> **Directions**
Pull out every line with the word "code" from the entries below.

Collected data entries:
+ + + + +
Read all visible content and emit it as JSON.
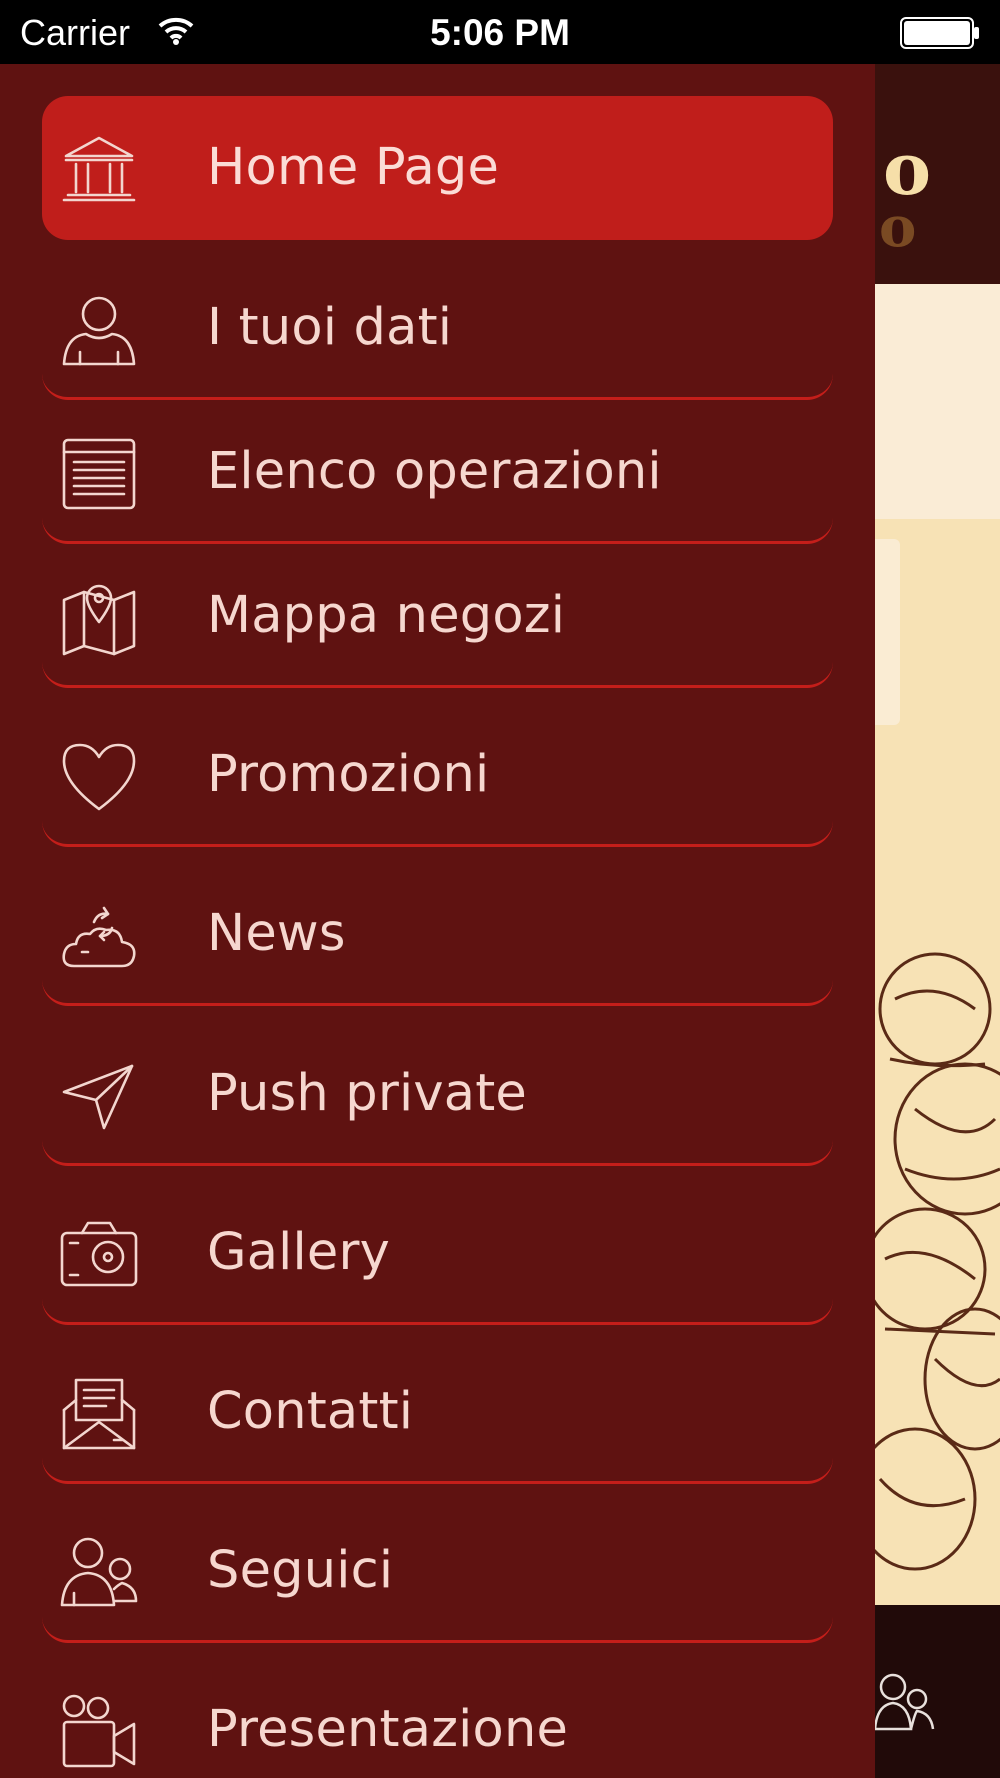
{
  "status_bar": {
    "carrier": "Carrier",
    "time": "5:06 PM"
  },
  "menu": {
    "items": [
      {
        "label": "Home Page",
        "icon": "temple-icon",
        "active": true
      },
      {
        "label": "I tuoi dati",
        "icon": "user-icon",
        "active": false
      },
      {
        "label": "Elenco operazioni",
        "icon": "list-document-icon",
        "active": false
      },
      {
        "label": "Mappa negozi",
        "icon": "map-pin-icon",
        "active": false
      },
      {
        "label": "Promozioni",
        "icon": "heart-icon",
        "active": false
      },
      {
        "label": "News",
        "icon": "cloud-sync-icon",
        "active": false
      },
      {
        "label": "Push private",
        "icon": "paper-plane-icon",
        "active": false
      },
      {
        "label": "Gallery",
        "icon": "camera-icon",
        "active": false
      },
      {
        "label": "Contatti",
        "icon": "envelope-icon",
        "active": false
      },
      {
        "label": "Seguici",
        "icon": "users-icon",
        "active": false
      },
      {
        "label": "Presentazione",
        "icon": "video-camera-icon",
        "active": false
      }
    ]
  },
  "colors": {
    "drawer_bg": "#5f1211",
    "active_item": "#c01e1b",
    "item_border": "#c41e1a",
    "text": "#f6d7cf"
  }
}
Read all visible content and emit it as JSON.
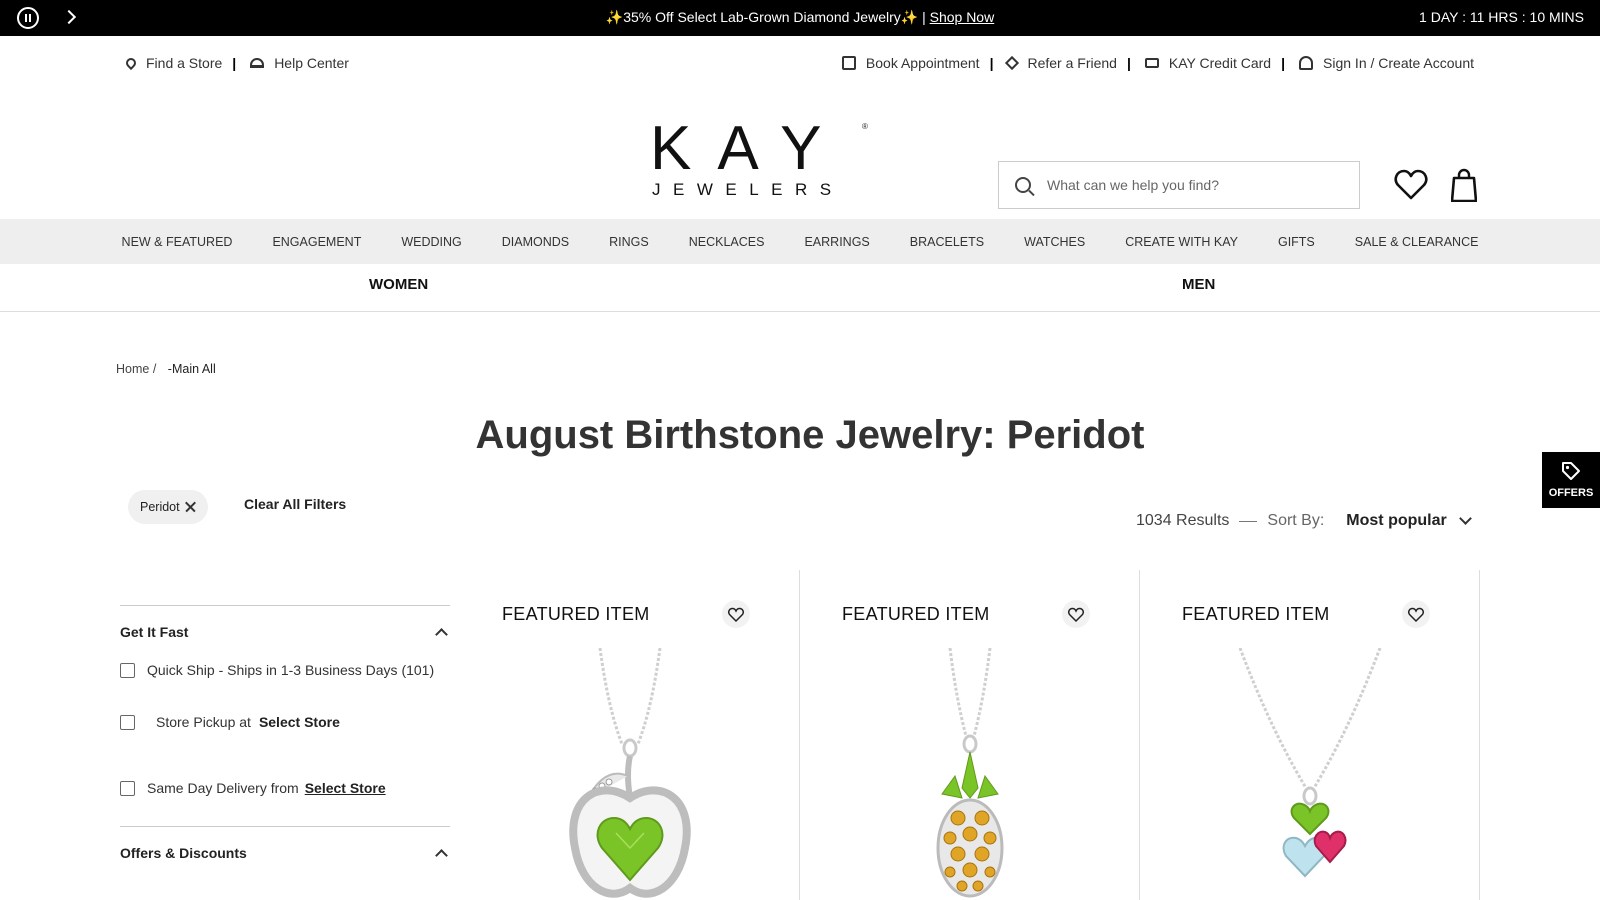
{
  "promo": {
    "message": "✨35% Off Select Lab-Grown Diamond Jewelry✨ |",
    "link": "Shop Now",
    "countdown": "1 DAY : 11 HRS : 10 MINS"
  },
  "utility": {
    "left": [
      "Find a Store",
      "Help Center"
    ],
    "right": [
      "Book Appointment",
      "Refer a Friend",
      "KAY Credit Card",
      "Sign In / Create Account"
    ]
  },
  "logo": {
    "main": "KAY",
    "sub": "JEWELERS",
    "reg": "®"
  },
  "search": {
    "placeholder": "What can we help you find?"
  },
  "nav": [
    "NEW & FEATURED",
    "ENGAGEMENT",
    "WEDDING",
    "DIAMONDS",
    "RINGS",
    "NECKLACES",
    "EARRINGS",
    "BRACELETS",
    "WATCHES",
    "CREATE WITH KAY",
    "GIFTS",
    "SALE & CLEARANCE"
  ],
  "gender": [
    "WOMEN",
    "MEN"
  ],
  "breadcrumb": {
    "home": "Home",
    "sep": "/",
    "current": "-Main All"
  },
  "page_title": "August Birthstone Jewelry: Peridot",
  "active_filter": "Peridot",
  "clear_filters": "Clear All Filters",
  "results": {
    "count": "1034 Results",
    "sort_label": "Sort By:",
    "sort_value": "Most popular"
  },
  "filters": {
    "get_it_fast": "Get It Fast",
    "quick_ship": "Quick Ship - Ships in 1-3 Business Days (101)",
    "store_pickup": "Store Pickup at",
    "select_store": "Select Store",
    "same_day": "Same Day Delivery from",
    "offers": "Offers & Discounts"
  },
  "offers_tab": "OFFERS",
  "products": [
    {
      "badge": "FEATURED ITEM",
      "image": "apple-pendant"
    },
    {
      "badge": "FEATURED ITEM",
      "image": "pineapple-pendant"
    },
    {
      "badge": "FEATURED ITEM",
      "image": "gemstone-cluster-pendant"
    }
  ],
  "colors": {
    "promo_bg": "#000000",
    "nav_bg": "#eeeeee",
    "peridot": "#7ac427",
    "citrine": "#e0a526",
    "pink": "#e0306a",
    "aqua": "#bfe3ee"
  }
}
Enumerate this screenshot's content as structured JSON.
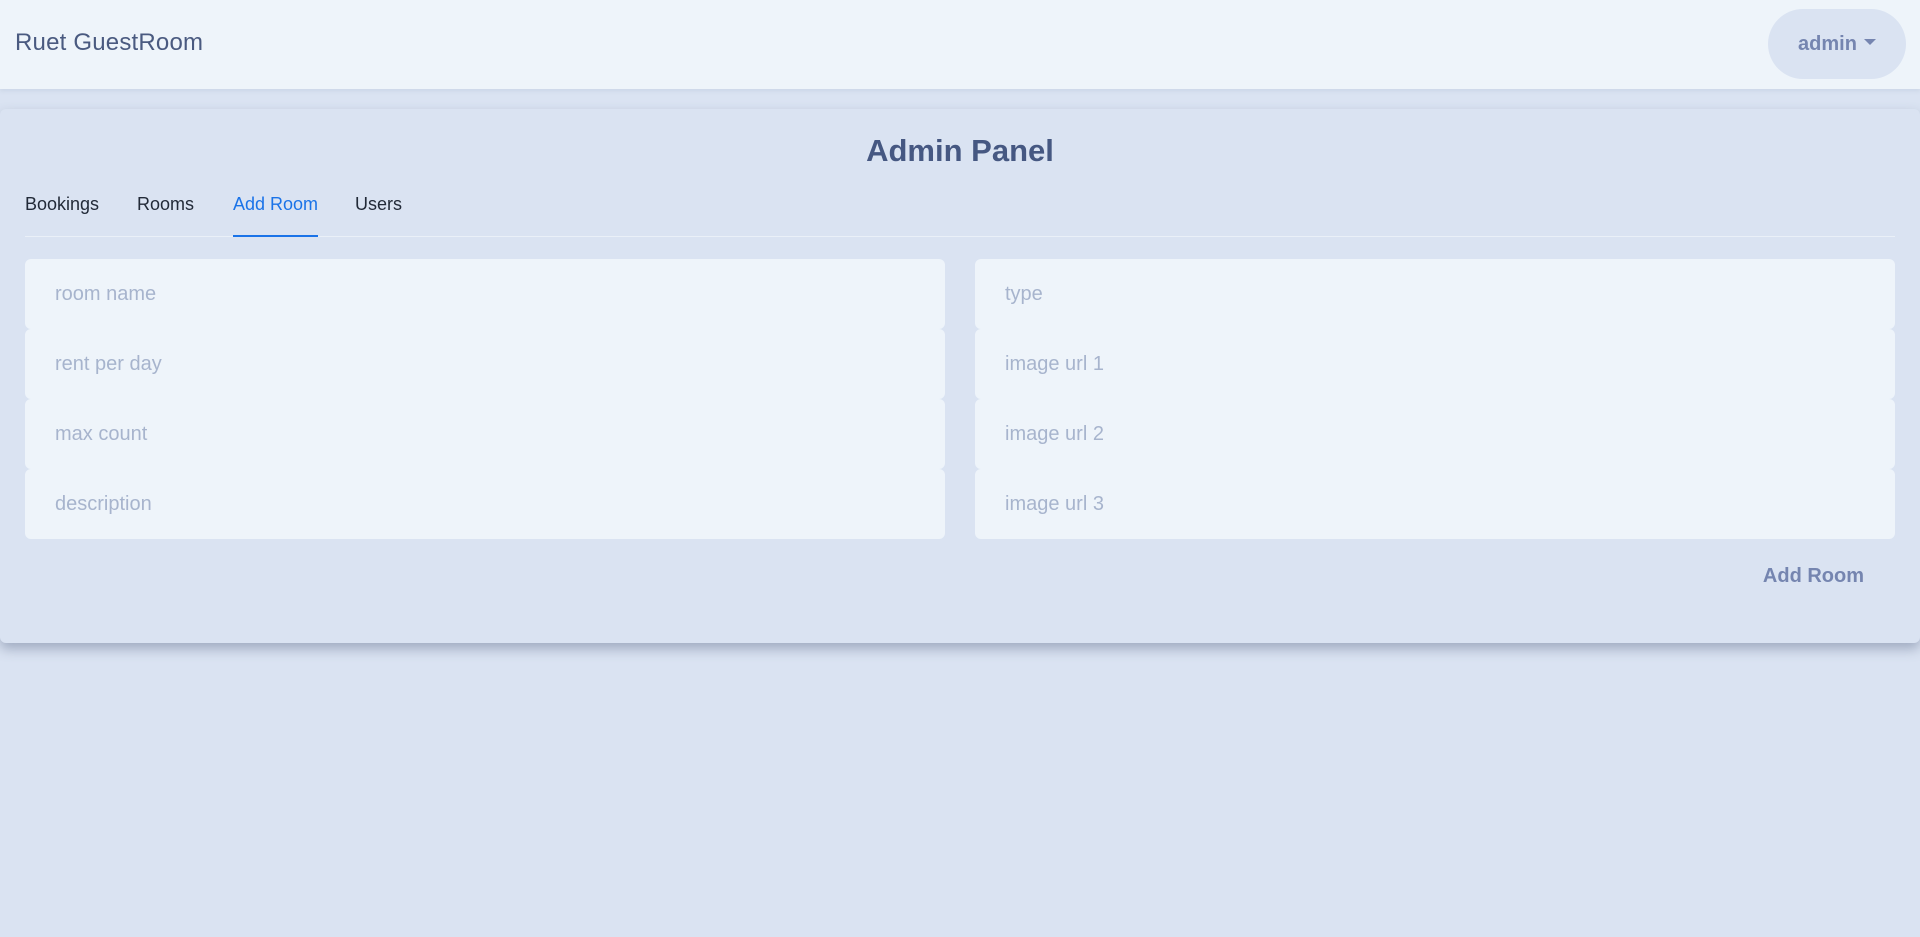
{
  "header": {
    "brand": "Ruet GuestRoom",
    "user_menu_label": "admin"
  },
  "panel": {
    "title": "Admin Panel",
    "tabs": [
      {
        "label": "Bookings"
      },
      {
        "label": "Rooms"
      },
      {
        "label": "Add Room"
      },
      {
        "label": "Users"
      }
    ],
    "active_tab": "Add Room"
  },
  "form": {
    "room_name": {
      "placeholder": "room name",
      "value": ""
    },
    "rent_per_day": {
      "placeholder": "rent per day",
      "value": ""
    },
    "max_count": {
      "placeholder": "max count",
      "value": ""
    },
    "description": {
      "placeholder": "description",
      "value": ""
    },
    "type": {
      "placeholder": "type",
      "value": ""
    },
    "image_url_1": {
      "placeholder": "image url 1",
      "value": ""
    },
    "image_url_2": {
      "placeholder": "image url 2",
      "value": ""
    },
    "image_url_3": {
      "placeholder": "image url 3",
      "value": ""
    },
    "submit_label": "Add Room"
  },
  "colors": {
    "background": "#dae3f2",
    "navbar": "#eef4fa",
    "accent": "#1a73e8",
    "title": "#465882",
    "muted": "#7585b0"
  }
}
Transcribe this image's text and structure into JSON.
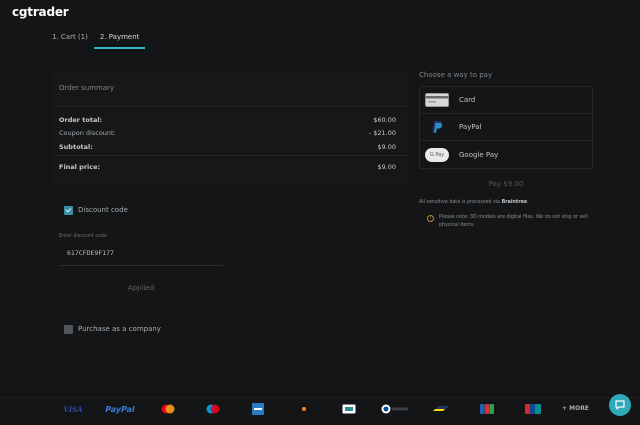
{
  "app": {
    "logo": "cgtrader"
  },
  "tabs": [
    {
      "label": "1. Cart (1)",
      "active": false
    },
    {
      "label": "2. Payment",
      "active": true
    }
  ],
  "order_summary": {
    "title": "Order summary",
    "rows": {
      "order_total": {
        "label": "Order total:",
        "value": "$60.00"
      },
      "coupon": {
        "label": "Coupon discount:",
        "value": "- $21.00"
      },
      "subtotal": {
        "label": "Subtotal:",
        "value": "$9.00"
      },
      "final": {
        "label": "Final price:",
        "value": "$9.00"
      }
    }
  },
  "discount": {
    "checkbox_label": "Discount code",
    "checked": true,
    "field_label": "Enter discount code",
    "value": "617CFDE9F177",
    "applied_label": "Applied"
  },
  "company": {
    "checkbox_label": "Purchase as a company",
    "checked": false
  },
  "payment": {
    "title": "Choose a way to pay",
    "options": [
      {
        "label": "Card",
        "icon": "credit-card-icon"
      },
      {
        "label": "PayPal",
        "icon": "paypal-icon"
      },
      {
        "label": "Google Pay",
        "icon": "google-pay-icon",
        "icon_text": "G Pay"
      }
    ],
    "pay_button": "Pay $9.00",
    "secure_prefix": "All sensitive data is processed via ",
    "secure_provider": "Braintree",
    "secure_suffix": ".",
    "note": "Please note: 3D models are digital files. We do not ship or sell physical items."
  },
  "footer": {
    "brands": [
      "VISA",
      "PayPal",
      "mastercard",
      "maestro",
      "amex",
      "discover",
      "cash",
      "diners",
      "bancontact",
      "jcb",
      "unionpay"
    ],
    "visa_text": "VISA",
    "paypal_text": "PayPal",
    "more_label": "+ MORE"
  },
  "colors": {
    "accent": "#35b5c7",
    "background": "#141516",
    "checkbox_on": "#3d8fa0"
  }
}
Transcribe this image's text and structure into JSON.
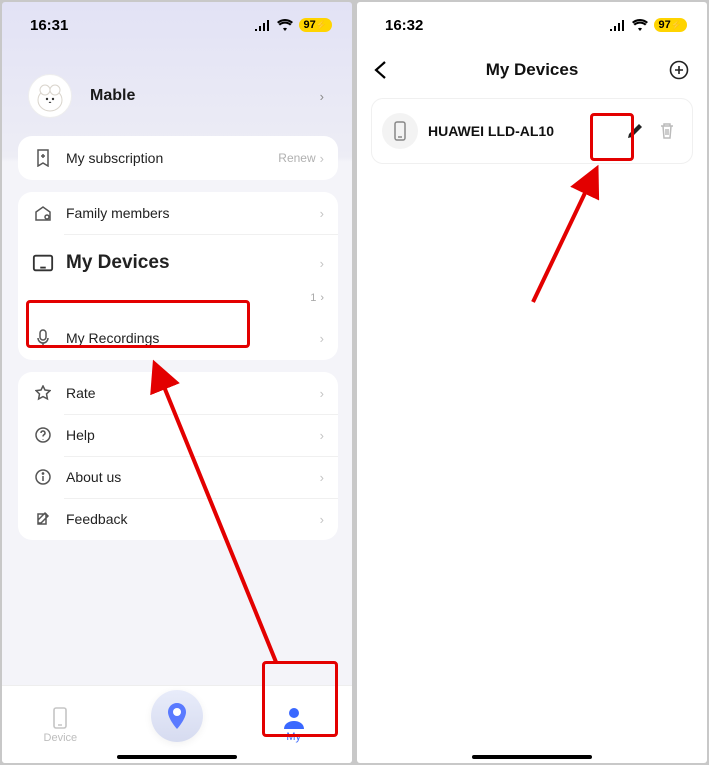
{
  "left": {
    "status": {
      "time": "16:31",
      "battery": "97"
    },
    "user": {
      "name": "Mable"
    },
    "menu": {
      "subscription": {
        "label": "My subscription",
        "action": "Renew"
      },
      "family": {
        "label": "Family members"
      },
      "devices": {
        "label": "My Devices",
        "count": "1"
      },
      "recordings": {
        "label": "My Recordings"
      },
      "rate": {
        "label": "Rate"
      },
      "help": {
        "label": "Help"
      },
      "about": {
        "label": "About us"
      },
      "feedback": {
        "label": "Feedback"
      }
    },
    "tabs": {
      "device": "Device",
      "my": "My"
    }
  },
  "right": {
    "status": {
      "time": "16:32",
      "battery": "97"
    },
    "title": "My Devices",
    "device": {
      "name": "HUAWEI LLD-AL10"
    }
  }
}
+ + + + +
> **The result**
    "checkbox_label": "Discount code",
    "field_label": "Enter discount code",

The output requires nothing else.